RECORD LIST >>
■ ■ ■ ■
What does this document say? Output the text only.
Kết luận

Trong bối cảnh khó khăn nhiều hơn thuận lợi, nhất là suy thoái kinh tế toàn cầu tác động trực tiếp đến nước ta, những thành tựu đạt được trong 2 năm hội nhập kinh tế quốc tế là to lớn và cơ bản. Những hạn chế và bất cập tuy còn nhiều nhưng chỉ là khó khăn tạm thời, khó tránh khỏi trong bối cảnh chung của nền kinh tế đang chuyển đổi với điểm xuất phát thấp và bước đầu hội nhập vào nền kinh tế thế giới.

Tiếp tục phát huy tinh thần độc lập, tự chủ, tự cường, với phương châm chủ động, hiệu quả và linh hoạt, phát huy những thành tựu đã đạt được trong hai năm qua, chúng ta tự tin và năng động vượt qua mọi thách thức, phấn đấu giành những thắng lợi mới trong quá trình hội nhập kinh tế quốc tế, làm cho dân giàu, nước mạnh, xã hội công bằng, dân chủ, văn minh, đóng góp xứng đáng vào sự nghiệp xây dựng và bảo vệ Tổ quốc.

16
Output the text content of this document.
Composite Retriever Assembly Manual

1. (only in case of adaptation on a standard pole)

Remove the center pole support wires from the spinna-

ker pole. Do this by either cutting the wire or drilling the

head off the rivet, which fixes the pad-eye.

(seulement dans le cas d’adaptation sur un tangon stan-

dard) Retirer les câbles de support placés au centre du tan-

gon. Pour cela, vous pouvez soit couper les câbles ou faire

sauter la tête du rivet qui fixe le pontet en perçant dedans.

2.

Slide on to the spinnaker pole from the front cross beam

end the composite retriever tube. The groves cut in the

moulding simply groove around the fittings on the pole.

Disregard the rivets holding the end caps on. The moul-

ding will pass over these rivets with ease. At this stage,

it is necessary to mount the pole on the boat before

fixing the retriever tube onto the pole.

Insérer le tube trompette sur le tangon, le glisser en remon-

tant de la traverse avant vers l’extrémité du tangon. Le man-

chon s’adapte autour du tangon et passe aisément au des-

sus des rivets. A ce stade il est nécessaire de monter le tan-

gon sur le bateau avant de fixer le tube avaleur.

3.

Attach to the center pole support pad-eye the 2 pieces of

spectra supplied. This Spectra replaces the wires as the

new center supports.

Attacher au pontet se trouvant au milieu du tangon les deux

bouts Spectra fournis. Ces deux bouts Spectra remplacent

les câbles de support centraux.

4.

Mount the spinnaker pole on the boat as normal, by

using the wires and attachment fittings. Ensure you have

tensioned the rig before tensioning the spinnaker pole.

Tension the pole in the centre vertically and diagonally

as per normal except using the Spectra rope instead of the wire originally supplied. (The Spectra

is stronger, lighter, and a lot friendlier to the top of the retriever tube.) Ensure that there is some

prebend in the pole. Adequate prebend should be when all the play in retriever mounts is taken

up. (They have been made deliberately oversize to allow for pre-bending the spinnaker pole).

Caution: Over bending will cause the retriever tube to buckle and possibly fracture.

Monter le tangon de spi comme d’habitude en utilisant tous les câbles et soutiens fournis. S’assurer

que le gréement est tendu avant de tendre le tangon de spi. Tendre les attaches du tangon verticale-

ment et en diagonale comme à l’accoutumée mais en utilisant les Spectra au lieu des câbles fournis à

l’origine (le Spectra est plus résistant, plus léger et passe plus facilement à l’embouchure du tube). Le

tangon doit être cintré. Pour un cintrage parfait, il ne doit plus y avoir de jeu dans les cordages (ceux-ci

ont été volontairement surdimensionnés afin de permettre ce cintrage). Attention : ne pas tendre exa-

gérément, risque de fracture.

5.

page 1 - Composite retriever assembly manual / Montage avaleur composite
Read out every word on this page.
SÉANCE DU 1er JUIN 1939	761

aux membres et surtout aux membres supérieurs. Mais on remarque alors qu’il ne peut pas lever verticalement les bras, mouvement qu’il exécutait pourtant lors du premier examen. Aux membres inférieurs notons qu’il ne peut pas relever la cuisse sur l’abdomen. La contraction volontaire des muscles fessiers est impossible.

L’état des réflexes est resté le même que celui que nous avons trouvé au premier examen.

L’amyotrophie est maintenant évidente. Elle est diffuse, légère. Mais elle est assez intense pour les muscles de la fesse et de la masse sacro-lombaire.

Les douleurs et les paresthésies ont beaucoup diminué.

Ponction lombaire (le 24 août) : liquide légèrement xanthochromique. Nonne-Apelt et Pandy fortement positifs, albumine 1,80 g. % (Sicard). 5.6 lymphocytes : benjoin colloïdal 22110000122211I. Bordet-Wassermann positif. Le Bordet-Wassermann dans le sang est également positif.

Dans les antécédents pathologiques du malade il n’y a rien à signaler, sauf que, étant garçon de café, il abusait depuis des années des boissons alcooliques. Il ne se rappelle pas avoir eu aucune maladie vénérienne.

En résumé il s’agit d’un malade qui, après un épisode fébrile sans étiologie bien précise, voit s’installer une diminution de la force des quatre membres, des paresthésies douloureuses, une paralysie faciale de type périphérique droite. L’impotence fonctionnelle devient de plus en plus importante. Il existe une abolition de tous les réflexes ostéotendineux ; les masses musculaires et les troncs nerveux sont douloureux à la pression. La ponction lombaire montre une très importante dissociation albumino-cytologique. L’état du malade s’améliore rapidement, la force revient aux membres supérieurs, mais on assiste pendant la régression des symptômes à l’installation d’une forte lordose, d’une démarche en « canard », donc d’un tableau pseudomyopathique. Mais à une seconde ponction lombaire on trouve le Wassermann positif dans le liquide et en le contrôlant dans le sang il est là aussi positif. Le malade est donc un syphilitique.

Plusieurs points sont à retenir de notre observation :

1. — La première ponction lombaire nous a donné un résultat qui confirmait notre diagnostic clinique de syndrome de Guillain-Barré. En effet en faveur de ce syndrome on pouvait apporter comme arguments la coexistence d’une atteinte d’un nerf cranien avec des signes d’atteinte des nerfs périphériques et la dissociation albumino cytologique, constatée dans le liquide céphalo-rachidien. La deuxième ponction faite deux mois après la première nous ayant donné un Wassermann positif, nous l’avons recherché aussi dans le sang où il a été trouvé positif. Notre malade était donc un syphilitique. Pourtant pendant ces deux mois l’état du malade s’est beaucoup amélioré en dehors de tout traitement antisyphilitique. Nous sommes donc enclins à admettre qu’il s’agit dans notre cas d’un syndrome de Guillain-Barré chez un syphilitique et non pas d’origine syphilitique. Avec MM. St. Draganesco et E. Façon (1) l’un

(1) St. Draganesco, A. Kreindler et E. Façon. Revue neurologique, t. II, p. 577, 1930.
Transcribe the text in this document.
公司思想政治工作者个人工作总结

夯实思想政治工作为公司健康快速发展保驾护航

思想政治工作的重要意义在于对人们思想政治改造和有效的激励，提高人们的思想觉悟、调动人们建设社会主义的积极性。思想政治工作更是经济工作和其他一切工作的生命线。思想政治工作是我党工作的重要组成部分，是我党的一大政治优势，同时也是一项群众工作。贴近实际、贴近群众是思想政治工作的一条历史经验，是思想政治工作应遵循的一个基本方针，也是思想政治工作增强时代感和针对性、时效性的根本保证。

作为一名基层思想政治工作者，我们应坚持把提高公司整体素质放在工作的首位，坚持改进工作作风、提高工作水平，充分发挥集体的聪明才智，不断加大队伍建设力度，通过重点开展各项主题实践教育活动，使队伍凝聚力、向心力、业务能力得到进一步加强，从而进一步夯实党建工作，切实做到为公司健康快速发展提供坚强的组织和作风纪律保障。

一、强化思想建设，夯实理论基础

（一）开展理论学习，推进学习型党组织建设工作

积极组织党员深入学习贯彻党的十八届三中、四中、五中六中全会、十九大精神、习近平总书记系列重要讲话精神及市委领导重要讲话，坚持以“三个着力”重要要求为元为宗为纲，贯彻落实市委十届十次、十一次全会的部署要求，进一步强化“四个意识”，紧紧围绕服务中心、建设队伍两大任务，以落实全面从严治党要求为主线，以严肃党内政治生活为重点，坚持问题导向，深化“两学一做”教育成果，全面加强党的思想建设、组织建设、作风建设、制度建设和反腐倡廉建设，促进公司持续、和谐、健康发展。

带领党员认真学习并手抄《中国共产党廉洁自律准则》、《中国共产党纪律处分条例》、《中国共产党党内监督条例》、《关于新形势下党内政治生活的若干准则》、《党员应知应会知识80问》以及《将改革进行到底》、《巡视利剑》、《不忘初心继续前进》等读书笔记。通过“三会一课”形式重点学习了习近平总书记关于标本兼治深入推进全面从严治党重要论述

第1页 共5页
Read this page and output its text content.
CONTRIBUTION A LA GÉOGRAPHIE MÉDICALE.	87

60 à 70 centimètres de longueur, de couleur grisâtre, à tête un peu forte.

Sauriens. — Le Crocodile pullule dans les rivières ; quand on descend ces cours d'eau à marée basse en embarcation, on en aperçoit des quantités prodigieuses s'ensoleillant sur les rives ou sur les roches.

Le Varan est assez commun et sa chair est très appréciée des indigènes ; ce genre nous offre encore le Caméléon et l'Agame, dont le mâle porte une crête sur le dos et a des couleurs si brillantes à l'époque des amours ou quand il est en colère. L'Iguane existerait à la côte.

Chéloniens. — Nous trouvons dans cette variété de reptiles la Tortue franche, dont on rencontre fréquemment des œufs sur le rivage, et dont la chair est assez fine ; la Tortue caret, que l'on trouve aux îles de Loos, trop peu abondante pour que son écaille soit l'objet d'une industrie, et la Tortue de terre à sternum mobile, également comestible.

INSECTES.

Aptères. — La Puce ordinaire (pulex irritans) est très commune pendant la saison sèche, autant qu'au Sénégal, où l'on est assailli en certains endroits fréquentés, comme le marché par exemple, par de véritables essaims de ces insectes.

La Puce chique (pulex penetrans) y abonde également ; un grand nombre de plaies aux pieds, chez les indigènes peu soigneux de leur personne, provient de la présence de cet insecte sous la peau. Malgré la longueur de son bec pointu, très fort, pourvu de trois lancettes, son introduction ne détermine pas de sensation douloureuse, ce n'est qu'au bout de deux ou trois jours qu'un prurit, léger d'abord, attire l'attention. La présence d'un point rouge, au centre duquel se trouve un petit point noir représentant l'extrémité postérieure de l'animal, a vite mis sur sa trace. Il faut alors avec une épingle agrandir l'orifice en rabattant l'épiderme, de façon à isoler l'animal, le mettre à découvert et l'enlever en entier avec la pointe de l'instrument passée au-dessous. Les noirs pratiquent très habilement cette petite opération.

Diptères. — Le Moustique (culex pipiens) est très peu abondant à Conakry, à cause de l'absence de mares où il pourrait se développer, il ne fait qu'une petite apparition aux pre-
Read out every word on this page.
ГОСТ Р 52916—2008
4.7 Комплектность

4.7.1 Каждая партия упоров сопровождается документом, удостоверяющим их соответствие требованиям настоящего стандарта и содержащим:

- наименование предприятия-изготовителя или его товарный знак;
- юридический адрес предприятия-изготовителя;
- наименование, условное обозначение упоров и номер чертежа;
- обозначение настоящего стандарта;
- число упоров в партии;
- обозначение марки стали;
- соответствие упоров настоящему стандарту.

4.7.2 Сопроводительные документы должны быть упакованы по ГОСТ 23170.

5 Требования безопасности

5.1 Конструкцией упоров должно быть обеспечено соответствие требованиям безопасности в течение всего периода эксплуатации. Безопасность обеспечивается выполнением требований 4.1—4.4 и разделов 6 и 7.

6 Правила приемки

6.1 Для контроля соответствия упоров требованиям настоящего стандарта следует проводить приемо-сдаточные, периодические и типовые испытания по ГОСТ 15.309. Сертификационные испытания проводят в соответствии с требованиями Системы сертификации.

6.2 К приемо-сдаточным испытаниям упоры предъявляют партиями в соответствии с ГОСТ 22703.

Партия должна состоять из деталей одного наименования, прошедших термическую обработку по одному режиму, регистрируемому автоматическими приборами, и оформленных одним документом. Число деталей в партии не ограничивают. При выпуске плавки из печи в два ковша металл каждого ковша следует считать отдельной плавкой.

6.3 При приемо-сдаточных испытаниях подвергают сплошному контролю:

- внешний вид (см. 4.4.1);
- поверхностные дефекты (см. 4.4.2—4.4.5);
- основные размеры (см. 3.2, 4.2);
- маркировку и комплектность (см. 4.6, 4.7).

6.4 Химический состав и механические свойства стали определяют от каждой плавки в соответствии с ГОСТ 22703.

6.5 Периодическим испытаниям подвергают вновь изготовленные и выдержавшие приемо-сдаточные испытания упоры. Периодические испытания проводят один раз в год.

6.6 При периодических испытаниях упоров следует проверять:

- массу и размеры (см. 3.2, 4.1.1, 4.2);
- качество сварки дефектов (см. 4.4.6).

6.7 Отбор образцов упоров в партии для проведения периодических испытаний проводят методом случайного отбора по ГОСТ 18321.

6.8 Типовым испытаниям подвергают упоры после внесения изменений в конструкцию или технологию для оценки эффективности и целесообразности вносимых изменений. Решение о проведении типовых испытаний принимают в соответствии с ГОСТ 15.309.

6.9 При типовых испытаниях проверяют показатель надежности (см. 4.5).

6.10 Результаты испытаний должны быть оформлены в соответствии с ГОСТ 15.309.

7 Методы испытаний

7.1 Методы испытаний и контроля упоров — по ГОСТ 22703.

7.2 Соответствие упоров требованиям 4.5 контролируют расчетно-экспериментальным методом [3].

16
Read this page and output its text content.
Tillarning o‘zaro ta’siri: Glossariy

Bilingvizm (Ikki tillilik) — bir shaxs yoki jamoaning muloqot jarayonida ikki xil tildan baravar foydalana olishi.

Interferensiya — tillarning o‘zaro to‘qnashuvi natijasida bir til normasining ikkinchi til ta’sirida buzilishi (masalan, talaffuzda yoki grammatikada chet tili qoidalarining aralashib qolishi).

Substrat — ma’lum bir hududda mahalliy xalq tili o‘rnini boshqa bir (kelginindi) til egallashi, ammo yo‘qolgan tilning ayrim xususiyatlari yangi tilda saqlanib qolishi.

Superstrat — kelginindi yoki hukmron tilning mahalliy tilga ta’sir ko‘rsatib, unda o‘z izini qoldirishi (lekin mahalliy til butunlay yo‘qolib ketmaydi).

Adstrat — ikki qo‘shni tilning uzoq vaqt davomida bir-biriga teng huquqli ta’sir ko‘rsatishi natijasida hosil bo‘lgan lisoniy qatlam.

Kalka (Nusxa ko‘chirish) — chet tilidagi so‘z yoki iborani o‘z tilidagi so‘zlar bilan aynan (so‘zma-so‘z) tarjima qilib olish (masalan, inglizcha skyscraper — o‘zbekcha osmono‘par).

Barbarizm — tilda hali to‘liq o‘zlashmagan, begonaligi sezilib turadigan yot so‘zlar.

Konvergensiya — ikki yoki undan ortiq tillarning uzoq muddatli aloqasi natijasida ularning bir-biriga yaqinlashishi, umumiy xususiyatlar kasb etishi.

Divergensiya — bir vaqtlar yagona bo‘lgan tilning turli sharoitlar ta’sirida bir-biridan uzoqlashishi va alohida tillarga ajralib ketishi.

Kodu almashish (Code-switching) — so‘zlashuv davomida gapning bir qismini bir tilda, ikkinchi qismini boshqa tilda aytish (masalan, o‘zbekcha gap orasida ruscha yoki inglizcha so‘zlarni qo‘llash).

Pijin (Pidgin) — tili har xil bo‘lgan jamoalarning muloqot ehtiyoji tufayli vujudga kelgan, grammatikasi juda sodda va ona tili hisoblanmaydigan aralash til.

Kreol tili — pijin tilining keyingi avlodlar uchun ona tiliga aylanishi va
■ ■ ■ ■
EXERCISE TASK >>
Where a line of the records above holds the word "быть", copy that line.

EXPECTED ANSWER >>
4.7.2 Сопроводительные документы должны быть упакованы по ГОСТ 23170.
5.1 Конструкцией упоров должно быть обеспечено соответствие требованиям безопасности в течение всего периода эксплуатации. Безопасность обеспечивается выполнением требований 4.1—4.4 и разделов 6 и 7.
6.10 Результаты испытаний должны быть оформлены в соответствии с ГОСТ 15.309.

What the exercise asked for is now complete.